Entries provided:
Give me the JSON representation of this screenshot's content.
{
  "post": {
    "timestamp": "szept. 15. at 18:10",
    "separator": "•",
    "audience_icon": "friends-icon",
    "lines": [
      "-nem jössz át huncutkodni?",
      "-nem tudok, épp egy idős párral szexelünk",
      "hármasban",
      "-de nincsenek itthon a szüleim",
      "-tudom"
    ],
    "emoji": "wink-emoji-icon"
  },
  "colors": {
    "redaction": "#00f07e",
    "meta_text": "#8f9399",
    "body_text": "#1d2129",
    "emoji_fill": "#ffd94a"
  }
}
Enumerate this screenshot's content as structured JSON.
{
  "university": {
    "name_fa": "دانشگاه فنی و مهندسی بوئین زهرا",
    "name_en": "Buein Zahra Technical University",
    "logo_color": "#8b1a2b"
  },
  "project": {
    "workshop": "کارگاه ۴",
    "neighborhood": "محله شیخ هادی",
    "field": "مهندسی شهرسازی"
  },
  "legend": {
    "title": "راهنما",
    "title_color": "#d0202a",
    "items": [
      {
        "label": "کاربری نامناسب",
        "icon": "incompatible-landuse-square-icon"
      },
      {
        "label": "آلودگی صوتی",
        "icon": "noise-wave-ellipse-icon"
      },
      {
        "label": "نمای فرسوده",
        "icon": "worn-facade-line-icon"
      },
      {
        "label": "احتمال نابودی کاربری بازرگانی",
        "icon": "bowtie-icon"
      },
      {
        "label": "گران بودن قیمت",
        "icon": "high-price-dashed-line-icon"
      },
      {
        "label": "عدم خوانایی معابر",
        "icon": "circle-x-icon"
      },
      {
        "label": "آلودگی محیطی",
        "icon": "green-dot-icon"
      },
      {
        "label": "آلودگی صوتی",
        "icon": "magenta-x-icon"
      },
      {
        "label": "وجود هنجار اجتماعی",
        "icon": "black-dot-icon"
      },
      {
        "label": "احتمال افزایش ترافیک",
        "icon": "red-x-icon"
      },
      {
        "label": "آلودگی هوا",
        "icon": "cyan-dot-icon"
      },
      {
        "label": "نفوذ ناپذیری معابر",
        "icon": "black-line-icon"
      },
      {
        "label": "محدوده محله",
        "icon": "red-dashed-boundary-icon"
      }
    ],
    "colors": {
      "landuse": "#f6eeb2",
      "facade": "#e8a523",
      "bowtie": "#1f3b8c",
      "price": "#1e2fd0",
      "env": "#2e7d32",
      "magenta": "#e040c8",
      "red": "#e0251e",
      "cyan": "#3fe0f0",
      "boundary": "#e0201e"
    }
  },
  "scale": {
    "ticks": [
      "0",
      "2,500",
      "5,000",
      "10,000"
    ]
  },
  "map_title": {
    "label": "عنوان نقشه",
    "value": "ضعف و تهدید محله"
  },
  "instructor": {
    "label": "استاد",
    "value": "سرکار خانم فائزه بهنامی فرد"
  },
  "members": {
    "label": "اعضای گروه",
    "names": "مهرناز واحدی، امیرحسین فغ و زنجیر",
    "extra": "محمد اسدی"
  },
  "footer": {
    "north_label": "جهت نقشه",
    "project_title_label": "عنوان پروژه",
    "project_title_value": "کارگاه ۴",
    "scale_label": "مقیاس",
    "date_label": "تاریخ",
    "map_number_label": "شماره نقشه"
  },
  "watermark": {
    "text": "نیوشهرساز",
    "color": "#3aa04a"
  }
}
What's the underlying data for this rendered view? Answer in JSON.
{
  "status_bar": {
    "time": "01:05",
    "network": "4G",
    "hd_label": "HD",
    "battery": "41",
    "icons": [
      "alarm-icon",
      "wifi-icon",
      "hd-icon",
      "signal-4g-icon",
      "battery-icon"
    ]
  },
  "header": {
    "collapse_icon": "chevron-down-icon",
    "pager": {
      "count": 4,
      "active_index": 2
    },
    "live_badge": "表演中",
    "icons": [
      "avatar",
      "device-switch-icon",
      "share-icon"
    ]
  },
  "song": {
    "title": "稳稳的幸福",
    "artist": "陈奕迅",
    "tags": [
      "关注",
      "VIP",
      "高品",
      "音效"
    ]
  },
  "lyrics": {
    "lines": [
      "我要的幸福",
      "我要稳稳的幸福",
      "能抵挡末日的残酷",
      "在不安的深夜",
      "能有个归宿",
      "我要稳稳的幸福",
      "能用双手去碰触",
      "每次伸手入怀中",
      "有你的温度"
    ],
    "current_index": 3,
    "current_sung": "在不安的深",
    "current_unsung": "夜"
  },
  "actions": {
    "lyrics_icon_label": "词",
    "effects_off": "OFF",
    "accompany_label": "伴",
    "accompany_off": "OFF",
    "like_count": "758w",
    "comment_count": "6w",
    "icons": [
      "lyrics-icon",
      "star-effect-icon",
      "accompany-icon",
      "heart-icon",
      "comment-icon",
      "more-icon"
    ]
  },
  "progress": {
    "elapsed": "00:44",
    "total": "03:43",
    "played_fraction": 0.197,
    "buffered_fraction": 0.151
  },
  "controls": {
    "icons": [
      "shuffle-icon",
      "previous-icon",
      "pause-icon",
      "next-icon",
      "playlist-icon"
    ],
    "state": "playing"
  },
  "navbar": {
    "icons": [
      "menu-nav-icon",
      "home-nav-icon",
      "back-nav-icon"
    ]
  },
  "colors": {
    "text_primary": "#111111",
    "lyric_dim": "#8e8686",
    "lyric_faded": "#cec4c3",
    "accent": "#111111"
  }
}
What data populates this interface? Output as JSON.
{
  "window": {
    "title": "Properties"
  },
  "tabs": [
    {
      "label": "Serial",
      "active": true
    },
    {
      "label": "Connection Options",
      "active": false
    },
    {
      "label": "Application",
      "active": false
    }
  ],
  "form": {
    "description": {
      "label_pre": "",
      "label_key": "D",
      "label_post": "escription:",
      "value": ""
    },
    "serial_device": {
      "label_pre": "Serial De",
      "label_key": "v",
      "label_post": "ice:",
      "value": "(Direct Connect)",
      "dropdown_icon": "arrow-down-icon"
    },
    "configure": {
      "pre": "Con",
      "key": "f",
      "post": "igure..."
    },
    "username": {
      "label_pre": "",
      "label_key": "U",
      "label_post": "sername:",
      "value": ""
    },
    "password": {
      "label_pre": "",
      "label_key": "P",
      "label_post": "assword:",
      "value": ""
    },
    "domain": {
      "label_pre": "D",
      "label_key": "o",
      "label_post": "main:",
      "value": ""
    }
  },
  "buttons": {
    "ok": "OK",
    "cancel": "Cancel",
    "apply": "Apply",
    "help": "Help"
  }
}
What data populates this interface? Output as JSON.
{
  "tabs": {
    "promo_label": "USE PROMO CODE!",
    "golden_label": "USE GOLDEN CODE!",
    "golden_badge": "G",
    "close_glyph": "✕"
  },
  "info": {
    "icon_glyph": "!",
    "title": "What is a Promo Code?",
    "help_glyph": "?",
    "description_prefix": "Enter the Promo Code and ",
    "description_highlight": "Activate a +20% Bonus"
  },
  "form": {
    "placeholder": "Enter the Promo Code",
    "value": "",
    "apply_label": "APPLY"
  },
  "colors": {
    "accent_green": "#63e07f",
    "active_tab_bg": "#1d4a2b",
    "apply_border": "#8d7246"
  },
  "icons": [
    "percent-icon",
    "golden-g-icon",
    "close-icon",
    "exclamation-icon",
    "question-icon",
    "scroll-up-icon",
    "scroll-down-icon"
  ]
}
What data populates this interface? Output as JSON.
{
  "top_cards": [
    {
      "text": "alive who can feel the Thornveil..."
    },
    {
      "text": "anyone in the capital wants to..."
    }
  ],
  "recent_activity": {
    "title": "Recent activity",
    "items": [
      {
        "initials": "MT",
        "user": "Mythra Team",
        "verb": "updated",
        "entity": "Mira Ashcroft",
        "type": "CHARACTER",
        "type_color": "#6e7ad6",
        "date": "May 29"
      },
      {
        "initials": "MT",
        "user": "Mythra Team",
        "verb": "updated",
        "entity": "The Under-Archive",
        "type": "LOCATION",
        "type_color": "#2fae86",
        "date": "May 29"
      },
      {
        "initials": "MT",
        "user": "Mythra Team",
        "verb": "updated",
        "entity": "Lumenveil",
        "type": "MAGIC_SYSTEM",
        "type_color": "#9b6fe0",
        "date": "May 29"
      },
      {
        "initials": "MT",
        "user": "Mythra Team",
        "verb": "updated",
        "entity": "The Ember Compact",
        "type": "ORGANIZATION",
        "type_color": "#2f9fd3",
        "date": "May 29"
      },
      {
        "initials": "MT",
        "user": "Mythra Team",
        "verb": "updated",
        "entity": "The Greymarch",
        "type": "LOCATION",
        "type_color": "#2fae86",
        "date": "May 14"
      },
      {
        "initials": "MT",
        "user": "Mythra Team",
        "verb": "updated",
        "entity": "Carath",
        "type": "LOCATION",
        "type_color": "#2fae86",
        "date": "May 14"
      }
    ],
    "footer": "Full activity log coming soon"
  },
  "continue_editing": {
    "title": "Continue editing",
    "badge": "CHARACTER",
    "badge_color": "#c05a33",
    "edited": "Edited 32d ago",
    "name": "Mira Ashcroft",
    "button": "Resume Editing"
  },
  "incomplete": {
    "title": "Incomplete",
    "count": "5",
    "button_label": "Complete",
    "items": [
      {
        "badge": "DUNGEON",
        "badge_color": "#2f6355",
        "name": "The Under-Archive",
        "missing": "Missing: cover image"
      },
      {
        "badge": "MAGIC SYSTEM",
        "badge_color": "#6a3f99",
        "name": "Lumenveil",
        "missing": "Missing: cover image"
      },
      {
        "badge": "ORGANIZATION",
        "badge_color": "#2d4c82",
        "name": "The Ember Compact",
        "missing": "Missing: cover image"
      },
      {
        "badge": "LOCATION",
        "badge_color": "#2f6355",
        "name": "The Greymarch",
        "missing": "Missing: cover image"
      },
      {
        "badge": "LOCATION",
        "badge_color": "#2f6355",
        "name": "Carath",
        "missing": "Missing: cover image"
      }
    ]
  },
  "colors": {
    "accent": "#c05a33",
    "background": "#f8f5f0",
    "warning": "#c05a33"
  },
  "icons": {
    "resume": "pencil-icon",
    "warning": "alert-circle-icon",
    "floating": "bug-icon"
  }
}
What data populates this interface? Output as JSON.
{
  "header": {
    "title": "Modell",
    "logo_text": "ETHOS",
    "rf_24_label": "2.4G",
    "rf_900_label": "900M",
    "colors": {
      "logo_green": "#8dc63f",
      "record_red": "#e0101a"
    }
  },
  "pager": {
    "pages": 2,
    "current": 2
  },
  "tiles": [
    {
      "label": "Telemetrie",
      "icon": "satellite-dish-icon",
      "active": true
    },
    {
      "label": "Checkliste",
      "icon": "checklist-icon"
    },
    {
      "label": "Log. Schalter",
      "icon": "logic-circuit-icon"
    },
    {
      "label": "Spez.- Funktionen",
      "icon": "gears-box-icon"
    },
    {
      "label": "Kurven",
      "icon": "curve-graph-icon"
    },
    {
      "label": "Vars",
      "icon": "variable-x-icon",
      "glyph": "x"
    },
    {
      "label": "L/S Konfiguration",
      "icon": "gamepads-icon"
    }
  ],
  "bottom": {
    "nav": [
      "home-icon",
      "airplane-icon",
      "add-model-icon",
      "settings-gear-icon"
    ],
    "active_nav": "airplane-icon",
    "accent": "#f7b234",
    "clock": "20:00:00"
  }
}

Exercise aim:
Go through the material above and count the lines that contain "عنوان"; answer with the number alone.

Task output:
2